» **Exercise objective**:
Restate the full set of records exactly, without adding or dropping a word.

» **Records for the task**:
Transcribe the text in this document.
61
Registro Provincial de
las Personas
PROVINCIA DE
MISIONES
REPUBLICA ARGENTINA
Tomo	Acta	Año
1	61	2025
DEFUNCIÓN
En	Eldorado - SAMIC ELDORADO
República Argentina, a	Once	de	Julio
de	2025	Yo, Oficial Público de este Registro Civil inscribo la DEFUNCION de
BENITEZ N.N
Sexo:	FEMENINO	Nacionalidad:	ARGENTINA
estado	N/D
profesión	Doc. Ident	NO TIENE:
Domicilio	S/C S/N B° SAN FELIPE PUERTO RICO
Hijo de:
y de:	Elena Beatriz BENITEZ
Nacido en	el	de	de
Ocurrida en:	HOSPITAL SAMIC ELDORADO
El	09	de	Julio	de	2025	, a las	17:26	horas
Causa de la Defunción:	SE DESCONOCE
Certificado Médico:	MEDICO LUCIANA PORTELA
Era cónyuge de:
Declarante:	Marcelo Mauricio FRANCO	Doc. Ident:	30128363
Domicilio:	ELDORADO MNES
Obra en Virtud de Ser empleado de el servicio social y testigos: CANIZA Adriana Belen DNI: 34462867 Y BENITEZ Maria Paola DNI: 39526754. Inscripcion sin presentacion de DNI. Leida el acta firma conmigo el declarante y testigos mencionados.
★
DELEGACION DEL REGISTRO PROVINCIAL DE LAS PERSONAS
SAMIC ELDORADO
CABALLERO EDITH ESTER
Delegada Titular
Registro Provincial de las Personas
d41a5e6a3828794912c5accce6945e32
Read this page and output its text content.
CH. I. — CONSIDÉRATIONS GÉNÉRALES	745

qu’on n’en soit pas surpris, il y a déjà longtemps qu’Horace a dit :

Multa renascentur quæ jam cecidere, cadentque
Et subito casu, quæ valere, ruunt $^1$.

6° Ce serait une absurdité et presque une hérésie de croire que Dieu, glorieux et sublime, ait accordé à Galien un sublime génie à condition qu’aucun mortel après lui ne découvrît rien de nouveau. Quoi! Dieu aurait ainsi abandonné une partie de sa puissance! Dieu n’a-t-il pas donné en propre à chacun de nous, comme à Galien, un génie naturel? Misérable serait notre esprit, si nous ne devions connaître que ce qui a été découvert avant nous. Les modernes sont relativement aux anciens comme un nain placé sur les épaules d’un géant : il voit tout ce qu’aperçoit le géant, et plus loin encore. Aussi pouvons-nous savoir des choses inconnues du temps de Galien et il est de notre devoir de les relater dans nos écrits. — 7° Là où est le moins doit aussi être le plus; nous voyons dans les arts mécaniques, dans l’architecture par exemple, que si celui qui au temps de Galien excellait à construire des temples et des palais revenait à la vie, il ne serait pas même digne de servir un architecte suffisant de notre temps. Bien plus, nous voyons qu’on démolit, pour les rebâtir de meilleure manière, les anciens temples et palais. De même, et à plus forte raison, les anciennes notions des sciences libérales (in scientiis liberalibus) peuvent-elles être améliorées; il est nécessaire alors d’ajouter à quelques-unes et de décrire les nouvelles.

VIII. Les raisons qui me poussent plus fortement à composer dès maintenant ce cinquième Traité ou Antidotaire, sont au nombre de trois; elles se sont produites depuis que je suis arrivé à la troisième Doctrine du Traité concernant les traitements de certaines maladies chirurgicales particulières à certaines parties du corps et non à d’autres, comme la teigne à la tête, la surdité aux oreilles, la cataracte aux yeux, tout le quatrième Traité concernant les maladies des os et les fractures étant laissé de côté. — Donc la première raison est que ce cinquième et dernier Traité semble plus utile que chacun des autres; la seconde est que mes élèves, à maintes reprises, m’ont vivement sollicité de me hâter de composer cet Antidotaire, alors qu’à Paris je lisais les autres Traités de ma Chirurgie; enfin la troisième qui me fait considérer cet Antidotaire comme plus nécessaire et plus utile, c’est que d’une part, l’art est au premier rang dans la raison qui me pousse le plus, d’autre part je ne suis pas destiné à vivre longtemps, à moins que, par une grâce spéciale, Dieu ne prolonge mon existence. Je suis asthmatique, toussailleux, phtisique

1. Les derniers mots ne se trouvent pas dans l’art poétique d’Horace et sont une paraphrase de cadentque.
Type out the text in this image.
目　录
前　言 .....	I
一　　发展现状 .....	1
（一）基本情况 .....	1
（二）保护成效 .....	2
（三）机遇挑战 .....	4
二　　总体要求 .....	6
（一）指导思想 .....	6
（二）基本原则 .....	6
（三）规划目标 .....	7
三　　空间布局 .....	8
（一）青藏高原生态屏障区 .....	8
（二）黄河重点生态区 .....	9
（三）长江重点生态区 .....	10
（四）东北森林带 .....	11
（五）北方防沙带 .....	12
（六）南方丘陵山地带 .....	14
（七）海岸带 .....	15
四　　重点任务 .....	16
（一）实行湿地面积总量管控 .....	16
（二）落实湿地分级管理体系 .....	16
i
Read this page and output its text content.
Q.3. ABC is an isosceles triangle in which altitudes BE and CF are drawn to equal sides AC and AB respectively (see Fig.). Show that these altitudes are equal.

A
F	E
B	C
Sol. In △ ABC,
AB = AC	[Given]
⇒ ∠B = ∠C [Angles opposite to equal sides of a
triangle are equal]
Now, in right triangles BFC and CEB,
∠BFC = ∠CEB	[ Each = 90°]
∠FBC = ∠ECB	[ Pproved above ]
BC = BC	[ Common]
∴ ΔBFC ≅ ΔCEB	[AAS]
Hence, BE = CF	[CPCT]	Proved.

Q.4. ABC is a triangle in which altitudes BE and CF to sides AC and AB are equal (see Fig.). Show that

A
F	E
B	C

» **Full output**:
Transcribe the text in this document.
61
Registro Provincial de
las Personas
PROVINCIA DE
MISIONES
REPUBLICA ARGENTINA
Tomo	Acta	Año
1	61	2025
DEFUNCIÓN
En	Eldorado - SAMIC ELDORADO
República Argentina, a	Once	de	Julio
de	2025	Yo, Oficial Público de este Registro Civil inscribo la DEFUNCION de
BENITEZ N.N
Sexo:	FEMENINO	Nacionalidad:	ARGENTINA
estado	N/D
profesión	Doc. Ident	NO TIENE:
Domicilio	S/C S/N B° SAN FELIPE PUERTO RICO
Hijo de:
y de:	Elena Beatriz BENITEZ
Nacido en	el	de	de
Ocurrida en:	HOSPITAL SAMIC ELDORADO
El	09	de	Julio	de	2025	, a las	17:26	horas
Causa de la Defunción:	SE DESCONOCE
Certificado Médico:	MEDICO LUCIANA PORTELA
Era cónyuge de:
Declarante:	Marcelo Mauricio FRANCO	Doc. Ident:	30128363
Domicilio:	ELDORADO MNES
Obra en Virtud de Ser empleado de el servicio social y testigos: CANIZA Adriana Belen DNI: 34462867 Y BENITEZ Maria Paola DNI: 39526754. Inscripcion sin presentacion de DNI. Leida el acta firma conmigo el declarante y testigos mencionados.
★
DELEGACION DEL REGISTRO PROVINCIAL DE LAS PERSONAS
SAMIC ELDORADO
CABALLERO EDITH ESTER
Delegada Titular
Registro Provincial de las Personas
d41a5e6a3828794912c5accce6945e32
Read this page and output its text content.
CH. I. — CONSIDÉRATIONS GÉNÉRALES	745

qu’on n’en soit pas surpris, il y a déjà longtemps qu’Horace a dit :

Multa renascentur quæ jam cecidere, cadentque
Et subito casu, quæ valere, ruunt $^1$.

6° Ce serait une absurdité et presque une hérésie de croire que Dieu, glorieux et sublime, ait accordé à Galien un sublime génie à condition qu’aucun mortel après lui ne découvrît rien de nouveau. Quoi! Dieu aurait ainsi abandonné une partie de sa puissance! Dieu n’a-t-il pas donné en propre à chacun de nous, comme à Galien, un génie naturel? Misérable serait notre esprit, si nous ne devions connaître que ce qui a été découvert avant nous. Les modernes sont relativement aux anciens comme un nain placé sur les épaules d’un géant : il voit tout ce qu’aperçoit le géant, et plus loin encore. Aussi pouvons-nous savoir des choses inconnues du temps de Galien et il est de notre devoir de les relater dans nos écrits. — 7° Là où est le moins doit aussi être le plus; nous voyons dans les arts mécaniques, dans l’architecture par exemple, que si celui qui au temps de Galien excellait à construire des temples et des palais revenait à la vie, il ne serait pas même digne de servir un architecte suffisant de notre temps. Bien plus, nous voyons qu’on démolit, pour les rebâtir de meilleure manière, les anciens temples et palais. De même, et à plus forte raison, les anciennes notions des sciences libérales (in scientiis liberalibus) peuvent-elles être améliorées; il est nécessaire alors d’ajouter à quelques-unes et de décrire les nouvelles.

VIII. Les raisons qui me poussent plus fortement à composer dès maintenant ce cinquième Traité ou Antidotaire, sont au nombre de trois; elles se sont produites depuis que je suis arrivé à la troisième Doctrine du Traité concernant les traitements de certaines maladies chirurgicales particulières à certaines parties du corps et non à d’autres, comme la teigne à la tête, la surdité aux oreilles, la cataracte aux yeux, tout le quatrième Traité concernant les maladies des os et les fractures étant laissé de côté. — Donc la première raison est que ce cinquième et dernier Traité semble plus utile que chacun des autres; la seconde est que mes élèves, à maintes reprises, m’ont vivement sollicité de me hâter de composer cet Antidotaire, alors qu’à Paris je lisais les autres Traités de ma Chirurgie; enfin la troisième qui me fait considérer cet Antidotaire comme plus nécessaire et plus utile, c’est que d’une part, l’art est au premier rang dans la raison qui me pousse le plus, d’autre part je ne suis pas destiné à vivre longtemps, à moins que, par une grâce spéciale, Dieu ne prolonge mon existence. Je suis asthmatique, toussailleux, phtisique

1. Les derniers mots ne se trouvent pas dans l’art poétique d’Horace et sont une paraphrase de cadentque.
Type out the text in this image.
目　录
前　言 .....	I
一　　发展现状 .....	1
（一）基本情况 .....	1
（二）保护成效 .....	2
（三）机遇挑战 .....	4
二　　总体要求 .....	6
（一）指导思想 .....	6
（二）基本原则 .....	6
（三）规划目标 .....	7
三　　空间布局 .....	8
（一）青藏高原生态屏障区 .....	8
（二）黄河重点生态区 .....	9
（三）长江重点生态区 .....	10
（四）东北森林带 .....	11
（五）北方防沙带 .....	12
（六）南方丘陵山地带 .....	14
（七）海岸带 .....	15
四　　重点任务 .....	16
（一）实行湿地面积总量管控 .....	16
（二）落实湿地分级管理体系 .....	16
i
Read this page and output its text content.
Q.3. ABC is an isosceles triangle in which altitudes BE and CF are drawn to equal sides AC and AB respectively (see Fig.). Show that these altitudes are equal.

A
F	E
B	C
Sol. In △ ABC,
AB = AC	[Given]
⇒ ∠B = ∠C [Angles opposite to equal sides of a
triangle are equal]
Now, in right triangles BFC and CEB,
∠BFC = ∠CEB	[ Each = 90°]
∠FBC = ∠ECB	[ Pproved above ]
BC = BC	[ Common]
∴ ΔBFC ≅ ΔCEB	[AAS]
Hence, BE = CF	[CPCT]	Proved.

Q.4. ABC is a triangle in which altitudes BE and CF to sides AC and AB are equal (see Fig.). Show that

A
F	E
B	C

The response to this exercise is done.